Directions for this task:
Repeat all the records exactly, omitting pictures.

Task data:
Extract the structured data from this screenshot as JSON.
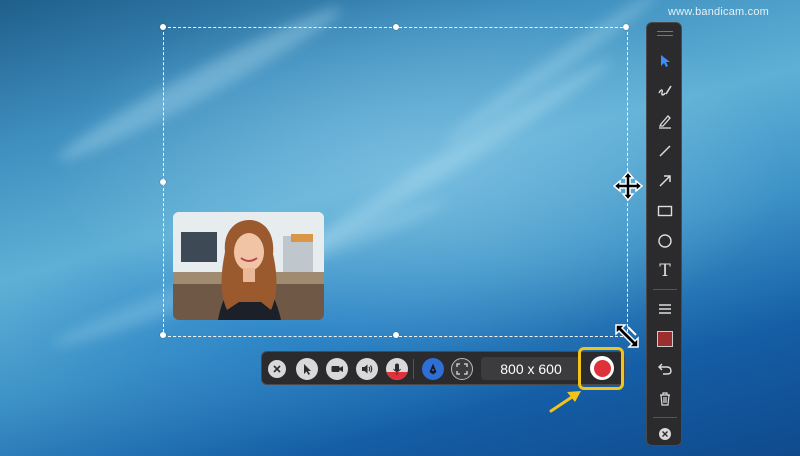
{
  "watermark": "www.bandicam.com",
  "capture": {
    "size_label": "800 x 600"
  },
  "side_toolbar": {
    "tools": [
      "select-cursor",
      "pen",
      "highlighter",
      "line",
      "arrow",
      "rectangle",
      "ellipse",
      "text",
      "line-width",
      "color",
      "undo",
      "delete"
    ],
    "text_tool_label": "T",
    "color": "#9b2e2e",
    "accent": "#3f8cff"
  },
  "bottom_toolbar": {
    "buttons": [
      "close",
      "cursor",
      "webcam",
      "speaker",
      "microphone",
      "drawing",
      "fullscreen",
      "record"
    ],
    "record_color": "#e0313a",
    "highlight_color": "#f2c318"
  }
}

Answer to this task:
Extract the structured data from this screenshot as JSON.
{
  "watermark": "www.bandicam.com",
  "capture": {
    "size_label": "800 x 600"
  },
  "side_toolbar": {
    "tools": [
      "select-cursor",
      "pen",
      "highlighter",
      "line",
      "arrow",
      "rectangle",
      "ellipse",
      "text",
      "line-width",
      "color",
      "undo",
      "delete"
    ],
    "text_tool_label": "T",
    "color": "#9b2e2e",
    "accent": "#3f8cff"
  },
  "bottom_toolbar": {
    "buttons": [
      "close",
      "cursor",
      "webcam",
      "speaker",
      "microphone",
      "drawing",
      "fullscreen",
      "record"
    ],
    "record_color": "#e0313a",
    "highlight_color": "#f2c318"
  }
}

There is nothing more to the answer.